Data to use:

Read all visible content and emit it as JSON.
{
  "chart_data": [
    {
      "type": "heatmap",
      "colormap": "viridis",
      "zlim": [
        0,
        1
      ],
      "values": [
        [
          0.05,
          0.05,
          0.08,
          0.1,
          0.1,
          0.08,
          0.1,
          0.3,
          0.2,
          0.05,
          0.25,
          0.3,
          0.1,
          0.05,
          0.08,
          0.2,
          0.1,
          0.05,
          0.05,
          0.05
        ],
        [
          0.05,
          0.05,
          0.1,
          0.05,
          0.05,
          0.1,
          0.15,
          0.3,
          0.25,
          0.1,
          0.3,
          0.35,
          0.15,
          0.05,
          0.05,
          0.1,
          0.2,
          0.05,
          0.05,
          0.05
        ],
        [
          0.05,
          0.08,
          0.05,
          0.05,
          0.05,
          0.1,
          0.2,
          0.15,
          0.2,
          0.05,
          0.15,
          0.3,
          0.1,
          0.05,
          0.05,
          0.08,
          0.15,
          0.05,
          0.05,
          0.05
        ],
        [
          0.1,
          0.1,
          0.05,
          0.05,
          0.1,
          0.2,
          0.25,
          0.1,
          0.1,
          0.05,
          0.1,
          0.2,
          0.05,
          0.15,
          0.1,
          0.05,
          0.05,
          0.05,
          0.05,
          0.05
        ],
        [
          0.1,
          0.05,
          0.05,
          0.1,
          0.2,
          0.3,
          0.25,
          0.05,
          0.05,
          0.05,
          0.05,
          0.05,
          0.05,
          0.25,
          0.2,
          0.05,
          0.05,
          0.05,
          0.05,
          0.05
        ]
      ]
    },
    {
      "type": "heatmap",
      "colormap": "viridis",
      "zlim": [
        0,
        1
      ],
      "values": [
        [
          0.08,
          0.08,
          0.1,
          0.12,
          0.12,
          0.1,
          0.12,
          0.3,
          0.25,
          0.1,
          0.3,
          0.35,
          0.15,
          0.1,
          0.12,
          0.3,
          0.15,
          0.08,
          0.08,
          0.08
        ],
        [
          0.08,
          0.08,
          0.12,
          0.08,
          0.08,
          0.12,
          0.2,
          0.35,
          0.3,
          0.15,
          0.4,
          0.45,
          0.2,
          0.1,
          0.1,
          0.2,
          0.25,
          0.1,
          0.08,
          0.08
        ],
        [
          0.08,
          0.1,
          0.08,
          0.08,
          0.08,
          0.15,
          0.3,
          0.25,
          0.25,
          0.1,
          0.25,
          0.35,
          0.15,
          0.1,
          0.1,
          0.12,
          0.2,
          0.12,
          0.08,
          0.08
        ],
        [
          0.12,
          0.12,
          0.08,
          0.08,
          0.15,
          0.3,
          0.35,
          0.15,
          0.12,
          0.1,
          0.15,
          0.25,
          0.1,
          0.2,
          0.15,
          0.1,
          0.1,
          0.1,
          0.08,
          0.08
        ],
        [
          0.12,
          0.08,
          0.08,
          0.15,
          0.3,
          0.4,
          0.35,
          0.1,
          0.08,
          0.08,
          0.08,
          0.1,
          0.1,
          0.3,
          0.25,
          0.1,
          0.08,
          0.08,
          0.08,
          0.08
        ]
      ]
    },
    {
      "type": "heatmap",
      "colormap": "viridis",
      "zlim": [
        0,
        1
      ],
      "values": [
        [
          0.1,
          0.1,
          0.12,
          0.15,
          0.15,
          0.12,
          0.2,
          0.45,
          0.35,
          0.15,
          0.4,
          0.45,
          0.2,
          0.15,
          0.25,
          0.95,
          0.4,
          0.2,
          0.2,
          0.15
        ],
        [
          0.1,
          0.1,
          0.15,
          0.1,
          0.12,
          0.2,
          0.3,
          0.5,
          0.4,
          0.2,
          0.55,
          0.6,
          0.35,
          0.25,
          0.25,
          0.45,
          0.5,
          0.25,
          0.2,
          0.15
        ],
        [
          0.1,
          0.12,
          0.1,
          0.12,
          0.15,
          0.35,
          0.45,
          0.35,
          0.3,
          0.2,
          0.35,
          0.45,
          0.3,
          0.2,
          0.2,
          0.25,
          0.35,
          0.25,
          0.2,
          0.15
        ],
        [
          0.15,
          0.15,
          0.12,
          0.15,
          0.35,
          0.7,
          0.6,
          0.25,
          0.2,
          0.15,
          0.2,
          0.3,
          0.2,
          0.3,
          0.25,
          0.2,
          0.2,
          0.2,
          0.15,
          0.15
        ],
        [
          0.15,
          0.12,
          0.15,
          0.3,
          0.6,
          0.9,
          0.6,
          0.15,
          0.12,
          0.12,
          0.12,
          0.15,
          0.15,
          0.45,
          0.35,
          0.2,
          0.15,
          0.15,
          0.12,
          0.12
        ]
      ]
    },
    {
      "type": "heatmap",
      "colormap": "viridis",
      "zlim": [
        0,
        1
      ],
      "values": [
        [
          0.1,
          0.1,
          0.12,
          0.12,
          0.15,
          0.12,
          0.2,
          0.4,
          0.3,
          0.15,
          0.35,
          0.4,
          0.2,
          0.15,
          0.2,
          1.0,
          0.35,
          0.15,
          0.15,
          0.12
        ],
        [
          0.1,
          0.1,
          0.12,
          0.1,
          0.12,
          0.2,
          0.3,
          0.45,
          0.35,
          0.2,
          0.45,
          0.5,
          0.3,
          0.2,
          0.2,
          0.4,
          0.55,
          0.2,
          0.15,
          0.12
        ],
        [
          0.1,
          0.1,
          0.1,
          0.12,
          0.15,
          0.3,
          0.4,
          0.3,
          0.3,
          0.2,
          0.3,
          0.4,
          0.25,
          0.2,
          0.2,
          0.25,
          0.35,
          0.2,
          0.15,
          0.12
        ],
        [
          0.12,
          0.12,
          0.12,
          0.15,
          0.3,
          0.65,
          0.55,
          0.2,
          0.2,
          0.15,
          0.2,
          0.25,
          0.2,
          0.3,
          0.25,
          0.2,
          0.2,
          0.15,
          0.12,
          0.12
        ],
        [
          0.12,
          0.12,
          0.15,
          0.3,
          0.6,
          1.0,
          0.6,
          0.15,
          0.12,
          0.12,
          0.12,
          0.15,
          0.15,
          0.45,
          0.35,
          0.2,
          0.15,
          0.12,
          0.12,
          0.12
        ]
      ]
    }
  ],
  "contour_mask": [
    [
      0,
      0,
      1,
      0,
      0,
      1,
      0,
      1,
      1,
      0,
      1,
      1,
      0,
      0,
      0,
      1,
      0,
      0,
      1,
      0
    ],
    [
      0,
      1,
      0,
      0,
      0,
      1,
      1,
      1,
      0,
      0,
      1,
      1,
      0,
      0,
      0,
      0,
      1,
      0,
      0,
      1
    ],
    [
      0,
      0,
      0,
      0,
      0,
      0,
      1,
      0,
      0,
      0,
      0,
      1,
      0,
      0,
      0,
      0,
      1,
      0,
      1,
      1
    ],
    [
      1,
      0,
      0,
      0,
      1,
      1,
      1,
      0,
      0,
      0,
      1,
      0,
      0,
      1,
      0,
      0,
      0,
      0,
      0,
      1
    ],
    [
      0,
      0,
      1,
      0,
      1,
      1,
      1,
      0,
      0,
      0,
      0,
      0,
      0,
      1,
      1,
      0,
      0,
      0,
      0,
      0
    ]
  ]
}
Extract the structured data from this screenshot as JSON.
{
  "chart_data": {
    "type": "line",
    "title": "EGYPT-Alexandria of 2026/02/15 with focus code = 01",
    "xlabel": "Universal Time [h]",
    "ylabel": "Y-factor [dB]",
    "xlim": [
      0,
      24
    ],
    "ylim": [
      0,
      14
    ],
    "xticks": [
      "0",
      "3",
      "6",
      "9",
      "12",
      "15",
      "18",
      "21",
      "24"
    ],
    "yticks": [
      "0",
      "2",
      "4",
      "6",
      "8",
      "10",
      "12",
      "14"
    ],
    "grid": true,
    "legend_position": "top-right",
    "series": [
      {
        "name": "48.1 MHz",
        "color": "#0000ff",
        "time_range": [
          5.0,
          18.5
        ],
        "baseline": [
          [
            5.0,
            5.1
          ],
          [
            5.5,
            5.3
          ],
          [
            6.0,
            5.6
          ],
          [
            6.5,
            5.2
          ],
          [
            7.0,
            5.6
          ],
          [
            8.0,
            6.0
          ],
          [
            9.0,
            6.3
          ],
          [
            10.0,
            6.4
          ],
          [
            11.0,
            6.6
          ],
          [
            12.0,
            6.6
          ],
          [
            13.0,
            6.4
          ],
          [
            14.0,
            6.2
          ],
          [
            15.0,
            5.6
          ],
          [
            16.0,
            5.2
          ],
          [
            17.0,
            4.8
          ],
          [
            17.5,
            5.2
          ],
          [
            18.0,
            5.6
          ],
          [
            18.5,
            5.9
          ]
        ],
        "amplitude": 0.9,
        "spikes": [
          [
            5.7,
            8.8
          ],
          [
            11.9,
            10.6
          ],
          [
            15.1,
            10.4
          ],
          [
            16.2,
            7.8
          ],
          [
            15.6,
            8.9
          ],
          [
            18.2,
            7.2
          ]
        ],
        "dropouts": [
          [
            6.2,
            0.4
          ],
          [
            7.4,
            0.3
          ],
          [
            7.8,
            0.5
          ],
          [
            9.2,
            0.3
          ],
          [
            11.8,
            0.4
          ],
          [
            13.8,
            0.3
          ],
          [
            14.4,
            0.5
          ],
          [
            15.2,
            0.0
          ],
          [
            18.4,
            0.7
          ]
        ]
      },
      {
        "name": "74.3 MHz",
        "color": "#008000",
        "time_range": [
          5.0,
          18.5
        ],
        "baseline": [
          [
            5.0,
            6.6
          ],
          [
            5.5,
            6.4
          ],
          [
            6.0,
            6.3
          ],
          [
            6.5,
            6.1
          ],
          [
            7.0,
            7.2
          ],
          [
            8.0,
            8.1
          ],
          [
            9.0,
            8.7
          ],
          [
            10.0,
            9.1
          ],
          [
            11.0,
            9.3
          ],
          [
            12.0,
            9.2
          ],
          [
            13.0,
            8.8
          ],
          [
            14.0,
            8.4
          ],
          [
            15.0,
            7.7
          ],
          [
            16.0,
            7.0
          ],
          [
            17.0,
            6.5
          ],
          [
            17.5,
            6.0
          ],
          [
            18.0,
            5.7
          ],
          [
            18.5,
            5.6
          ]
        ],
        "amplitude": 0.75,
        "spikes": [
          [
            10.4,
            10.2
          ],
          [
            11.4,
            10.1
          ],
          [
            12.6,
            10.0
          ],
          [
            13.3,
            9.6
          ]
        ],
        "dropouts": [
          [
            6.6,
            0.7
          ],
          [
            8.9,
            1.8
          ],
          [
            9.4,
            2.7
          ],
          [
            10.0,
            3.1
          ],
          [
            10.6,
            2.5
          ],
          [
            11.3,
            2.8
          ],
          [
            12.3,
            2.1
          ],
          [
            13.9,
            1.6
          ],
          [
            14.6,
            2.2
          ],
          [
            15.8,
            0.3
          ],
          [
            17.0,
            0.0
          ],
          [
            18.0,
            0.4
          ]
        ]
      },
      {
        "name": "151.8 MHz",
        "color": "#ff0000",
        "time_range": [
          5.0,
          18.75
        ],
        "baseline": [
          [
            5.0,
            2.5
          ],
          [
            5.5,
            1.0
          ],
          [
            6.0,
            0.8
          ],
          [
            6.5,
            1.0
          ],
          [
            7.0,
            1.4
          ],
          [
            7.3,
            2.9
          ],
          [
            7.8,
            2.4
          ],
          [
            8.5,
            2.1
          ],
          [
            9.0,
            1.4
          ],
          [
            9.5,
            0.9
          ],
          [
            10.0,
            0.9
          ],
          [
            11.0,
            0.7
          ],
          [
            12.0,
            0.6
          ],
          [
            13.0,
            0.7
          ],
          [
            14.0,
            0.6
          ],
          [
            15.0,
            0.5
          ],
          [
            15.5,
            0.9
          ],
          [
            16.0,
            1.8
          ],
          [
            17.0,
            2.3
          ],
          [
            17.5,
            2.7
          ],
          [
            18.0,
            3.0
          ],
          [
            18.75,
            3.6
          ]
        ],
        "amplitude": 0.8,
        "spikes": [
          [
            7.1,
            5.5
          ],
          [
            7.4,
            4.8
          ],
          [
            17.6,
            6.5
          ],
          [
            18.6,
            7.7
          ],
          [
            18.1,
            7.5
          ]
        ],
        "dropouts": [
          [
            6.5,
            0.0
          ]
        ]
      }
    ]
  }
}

Challenge: Scan the material for lines with the word "amplitude", and copy each line you find.

Final answer:
        "amplitude": 0.9,
        "amplitude": 0.75,
        "amplitude": 0.8,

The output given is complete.